--- begin ---

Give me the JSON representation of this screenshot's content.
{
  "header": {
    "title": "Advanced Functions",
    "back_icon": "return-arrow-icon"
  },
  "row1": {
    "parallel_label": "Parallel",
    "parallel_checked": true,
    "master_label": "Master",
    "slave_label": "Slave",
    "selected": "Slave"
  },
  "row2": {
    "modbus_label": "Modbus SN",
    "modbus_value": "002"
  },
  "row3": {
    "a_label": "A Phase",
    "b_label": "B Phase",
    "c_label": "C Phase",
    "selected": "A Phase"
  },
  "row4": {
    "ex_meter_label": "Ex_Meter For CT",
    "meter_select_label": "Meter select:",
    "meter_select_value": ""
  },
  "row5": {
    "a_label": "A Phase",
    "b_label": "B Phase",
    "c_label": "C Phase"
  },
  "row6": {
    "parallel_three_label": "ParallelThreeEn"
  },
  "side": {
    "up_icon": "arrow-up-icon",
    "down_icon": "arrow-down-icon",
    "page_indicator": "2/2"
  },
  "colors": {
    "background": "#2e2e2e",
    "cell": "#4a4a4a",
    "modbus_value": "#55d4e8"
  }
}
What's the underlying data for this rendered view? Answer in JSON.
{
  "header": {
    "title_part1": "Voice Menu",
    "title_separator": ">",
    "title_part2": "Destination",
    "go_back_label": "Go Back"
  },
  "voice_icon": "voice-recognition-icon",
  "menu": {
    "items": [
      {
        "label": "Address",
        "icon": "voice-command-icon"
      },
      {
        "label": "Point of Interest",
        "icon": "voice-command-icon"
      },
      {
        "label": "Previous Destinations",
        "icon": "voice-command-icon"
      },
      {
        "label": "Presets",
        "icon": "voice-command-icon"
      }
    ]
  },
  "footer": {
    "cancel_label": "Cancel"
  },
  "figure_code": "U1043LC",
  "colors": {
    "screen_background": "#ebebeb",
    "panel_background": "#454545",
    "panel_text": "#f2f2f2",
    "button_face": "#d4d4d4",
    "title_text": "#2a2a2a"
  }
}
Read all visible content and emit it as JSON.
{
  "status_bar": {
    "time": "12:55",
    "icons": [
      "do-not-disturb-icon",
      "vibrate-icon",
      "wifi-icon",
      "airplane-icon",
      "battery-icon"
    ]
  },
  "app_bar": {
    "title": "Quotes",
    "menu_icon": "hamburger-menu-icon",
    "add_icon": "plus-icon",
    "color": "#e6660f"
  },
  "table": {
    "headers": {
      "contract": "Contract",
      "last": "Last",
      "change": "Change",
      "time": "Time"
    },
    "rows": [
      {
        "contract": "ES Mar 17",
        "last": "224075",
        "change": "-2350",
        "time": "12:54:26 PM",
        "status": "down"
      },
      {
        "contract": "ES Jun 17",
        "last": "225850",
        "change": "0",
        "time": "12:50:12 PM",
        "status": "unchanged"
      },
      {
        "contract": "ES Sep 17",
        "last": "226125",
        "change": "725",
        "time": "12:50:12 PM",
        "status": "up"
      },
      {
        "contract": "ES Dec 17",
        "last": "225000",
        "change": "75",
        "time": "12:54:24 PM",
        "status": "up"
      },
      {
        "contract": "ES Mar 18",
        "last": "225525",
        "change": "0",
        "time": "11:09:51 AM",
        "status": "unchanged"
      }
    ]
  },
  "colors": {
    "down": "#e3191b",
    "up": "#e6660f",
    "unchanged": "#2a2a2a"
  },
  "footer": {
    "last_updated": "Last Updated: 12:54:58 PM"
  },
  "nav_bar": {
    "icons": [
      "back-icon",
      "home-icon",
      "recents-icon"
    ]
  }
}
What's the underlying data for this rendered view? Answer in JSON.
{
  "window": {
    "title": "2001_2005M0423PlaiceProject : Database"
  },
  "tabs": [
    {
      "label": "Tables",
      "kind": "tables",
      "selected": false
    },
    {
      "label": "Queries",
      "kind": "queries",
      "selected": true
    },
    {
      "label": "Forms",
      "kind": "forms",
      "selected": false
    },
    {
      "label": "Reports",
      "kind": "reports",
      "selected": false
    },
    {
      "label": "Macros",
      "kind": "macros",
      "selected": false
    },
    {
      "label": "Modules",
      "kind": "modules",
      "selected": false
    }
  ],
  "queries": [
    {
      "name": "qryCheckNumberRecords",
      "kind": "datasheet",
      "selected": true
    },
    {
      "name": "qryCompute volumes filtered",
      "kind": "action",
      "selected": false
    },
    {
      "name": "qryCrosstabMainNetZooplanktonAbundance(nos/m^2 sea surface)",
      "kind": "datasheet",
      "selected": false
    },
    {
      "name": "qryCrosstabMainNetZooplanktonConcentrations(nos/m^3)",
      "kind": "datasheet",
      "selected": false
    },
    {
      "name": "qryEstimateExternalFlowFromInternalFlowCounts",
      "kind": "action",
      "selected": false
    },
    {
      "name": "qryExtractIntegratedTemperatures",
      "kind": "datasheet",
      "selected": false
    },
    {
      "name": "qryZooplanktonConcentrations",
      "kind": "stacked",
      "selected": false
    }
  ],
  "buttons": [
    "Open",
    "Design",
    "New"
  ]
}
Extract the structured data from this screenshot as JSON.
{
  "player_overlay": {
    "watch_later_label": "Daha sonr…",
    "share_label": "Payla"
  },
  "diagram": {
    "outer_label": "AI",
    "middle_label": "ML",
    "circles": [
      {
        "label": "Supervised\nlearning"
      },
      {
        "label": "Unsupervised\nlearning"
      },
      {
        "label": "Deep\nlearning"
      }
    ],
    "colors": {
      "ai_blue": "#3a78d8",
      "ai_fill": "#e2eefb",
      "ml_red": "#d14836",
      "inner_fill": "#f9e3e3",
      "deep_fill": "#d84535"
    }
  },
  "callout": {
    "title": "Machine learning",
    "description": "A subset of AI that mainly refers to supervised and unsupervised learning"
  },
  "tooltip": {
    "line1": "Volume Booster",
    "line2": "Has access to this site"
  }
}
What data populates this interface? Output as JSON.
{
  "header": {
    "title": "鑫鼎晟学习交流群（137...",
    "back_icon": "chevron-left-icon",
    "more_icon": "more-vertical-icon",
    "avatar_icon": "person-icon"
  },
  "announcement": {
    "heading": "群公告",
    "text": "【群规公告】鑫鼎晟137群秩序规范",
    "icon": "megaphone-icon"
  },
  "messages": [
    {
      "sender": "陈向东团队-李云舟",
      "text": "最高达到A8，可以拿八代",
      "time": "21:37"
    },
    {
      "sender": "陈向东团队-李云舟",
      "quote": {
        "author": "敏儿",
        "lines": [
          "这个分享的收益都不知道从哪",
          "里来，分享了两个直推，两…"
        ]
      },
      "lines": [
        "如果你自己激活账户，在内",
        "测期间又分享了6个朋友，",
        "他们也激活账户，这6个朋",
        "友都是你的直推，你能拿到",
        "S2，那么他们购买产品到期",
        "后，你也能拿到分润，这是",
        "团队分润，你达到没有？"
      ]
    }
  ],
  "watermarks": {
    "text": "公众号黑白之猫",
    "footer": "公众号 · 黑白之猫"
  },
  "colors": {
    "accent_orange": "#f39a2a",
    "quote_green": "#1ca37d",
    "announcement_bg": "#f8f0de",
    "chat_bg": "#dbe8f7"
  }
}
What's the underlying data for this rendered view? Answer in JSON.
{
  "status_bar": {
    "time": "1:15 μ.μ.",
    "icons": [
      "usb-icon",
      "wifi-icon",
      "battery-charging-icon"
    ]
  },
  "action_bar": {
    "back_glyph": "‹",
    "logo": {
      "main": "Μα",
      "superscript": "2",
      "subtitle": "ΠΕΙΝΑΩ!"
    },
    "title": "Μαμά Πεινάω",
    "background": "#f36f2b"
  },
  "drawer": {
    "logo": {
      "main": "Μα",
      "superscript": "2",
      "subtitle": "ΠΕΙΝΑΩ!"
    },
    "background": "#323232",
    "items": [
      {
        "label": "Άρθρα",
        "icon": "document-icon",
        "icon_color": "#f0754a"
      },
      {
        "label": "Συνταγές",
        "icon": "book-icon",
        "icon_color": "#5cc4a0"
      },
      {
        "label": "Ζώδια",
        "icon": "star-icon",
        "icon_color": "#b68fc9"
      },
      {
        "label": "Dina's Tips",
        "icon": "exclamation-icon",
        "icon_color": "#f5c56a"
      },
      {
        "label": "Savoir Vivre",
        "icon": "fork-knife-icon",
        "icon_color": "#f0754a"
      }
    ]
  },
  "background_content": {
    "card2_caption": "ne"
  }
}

--- end ---

Among the records above, how many lines carry the string "nlearning"? Reply with the number alone.

Task solution »
3